Write out every entry exactly as it appears.
--- Start of Available records ---
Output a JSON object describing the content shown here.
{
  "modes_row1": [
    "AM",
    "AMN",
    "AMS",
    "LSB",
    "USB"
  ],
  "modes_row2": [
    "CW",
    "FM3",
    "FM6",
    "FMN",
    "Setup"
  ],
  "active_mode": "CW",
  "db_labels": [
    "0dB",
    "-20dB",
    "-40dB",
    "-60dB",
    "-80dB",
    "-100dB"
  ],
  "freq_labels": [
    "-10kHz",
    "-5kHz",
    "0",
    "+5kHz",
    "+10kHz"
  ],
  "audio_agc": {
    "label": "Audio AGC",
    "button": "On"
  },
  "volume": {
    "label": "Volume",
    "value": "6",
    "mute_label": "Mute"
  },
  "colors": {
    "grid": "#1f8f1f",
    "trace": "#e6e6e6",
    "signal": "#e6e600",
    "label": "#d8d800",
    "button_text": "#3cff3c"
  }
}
--- End of Available records ---
▸ Written solution
Output a JSON object describing the content shown here.
{
  "modes_row1": [
    "AM",
    "AMN",
    "AMS",
    "LSB",
    "USB"
  ],
  "modes_row2": [
    "CW",
    "FM3",
    "FM6",
    "FMN",
    "Setup"
  ],
  "active_mode": "CW",
  "db_labels": [
    "0dB",
    "-20dB",
    "-40dB",
    "-60dB",
    "-80dB",
    "-100dB"
  ],
  "freq_labels": [
    "-10kHz",
    "-5kHz",
    "0",
    "+5kHz",
    "+10kHz"
  ],
  "audio_agc": {
    "label": "Audio AGC",
    "button": "On"
  },
  "volume": {
    "label": "Volume",
    "value": "6",
    "mute_label": "Mute"
  },
  "colors": {
    "grid": "#1f8f1f",
    "trace": "#e6e6e6",
    "signal": "#e6e600",
    "label": "#d8d800",
    "button_text": "#3cff3c"
  }
}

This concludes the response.